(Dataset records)
□ □ □ □ □

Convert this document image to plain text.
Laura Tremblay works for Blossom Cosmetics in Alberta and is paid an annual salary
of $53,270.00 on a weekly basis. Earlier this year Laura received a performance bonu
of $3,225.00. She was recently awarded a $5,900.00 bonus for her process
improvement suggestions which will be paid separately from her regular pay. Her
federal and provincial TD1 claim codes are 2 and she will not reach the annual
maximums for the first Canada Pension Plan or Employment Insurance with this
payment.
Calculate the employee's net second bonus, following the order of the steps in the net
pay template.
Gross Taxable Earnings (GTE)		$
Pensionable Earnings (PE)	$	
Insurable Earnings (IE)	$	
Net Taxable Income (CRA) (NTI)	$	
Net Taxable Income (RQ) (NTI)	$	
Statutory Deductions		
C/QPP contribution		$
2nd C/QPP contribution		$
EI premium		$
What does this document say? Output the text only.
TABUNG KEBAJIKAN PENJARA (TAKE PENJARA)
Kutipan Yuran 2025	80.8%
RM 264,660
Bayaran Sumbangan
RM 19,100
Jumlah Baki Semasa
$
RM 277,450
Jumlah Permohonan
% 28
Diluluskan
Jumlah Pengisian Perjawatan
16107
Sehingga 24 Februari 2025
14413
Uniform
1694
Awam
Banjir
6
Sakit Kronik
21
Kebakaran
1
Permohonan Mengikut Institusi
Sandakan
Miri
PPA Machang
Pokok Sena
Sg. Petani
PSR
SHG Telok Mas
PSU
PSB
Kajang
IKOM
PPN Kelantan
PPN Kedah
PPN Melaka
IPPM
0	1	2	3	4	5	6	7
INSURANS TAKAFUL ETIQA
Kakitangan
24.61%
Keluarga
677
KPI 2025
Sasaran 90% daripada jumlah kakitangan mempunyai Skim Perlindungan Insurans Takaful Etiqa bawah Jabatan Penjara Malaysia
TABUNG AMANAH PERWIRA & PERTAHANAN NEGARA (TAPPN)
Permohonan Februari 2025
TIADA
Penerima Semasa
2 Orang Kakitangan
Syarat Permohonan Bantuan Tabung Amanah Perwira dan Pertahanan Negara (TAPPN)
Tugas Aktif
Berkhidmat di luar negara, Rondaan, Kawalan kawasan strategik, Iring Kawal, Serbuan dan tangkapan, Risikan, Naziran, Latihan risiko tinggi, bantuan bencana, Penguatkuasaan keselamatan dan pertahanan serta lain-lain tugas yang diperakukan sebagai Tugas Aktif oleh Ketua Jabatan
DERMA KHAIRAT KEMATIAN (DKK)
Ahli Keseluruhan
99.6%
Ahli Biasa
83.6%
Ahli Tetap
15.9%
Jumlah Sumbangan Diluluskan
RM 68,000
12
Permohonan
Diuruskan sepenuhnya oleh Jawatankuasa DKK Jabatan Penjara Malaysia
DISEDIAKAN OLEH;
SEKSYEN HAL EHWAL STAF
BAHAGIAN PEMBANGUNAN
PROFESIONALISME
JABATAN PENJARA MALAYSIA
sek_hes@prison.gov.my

□ □ □ □ □

What you will do: Print the whole listing exactly as it is.

Exercise solution:
Convert this document image to plain text.
Laura Tremblay works for Blossom Cosmetics in Alberta and is paid an annual salary
of $53,270.00 on a weekly basis. Earlier this year Laura received a performance bonu
of $3,225.00. She was recently awarded a $5,900.00 bonus for her process
improvement suggestions which will be paid separately from her regular pay. Her
federal and provincial TD1 claim codes are 2 and she will not reach the annual
maximums for the first Canada Pension Plan or Employment Insurance with this
payment.
Calculate the employee's net second bonus, following the order of the steps in the net
pay template.
Gross Taxable Earnings (GTE)		$
Pensionable Earnings (PE)	$	
Insurable Earnings (IE)	$	
Net Taxable Income (CRA) (NTI)	$	
Net Taxable Income (RQ) (NTI)	$	
Statutory Deductions		
C/QPP contribution		$
2nd C/QPP contribution		$
EI premium		$
What does this document say? Output the text only.
TABUNG KEBAJIKAN PENJARA (TAKE PENJARA)
Kutipan Yuran 2025	80.8%
RM 264,660
Bayaran Sumbangan
RM 19,100
Jumlah Baki Semasa
$
RM 277,450
Jumlah Permohonan
% 28
Diluluskan
Jumlah Pengisian Perjawatan
16107
Sehingga 24 Februari 2025
14413
Uniform
1694
Awam
Banjir
6
Sakit Kronik
21
Kebakaran
1
Permohonan Mengikut Institusi
Sandakan
Miri
PPA Machang
Pokok Sena
Sg. Petani
PSR
SHG Telok Mas
PSU
PSB
Kajang
IKOM
PPN Kelantan
PPN Kedah
PPN Melaka
IPPM
0	1	2	3	4	5	6	7
INSURANS TAKAFUL ETIQA
Kakitangan
24.61%
Keluarga
677
KPI 2025
Sasaran 90% daripada jumlah kakitangan mempunyai Skim Perlindungan Insurans Takaful Etiqa bawah Jabatan Penjara Malaysia
TABUNG AMANAH PERWIRA & PERTAHANAN NEGARA (TAPPN)
Permohonan Februari 2025
TIADA
Penerima Semasa
2 Orang Kakitangan
Syarat Permohonan Bantuan Tabung Amanah Perwira dan Pertahanan Negara (TAPPN)
Tugas Aktif
Berkhidmat di luar negara, Rondaan, Kawalan kawasan strategik, Iring Kawal, Serbuan dan tangkapan, Risikan, Naziran, Latihan risiko tinggi, bantuan bencana, Penguatkuasaan keselamatan dan pertahanan serta lain-lain tugas yang diperakukan sebagai Tugas Aktif oleh Ketua Jabatan
DERMA KHAIRAT KEMATIAN (DKK)
Ahli Keseluruhan
99.6%
Ahli Biasa
83.6%
Ahli Tetap
15.9%
Jumlah Sumbangan Diluluskan
RM 68,000
12
Permohonan
Diuruskan sepenuhnya oleh Jawatankuasa DKK Jabatan Penjara Malaysia
DISEDIAKAN OLEH;
SEKSYEN HAL EHWAL STAF
BAHAGIAN PEMBANGUNAN
PROFESIONALISME
JABATAN PENJARA MALAYSIA
sek_hes@prison.gov.my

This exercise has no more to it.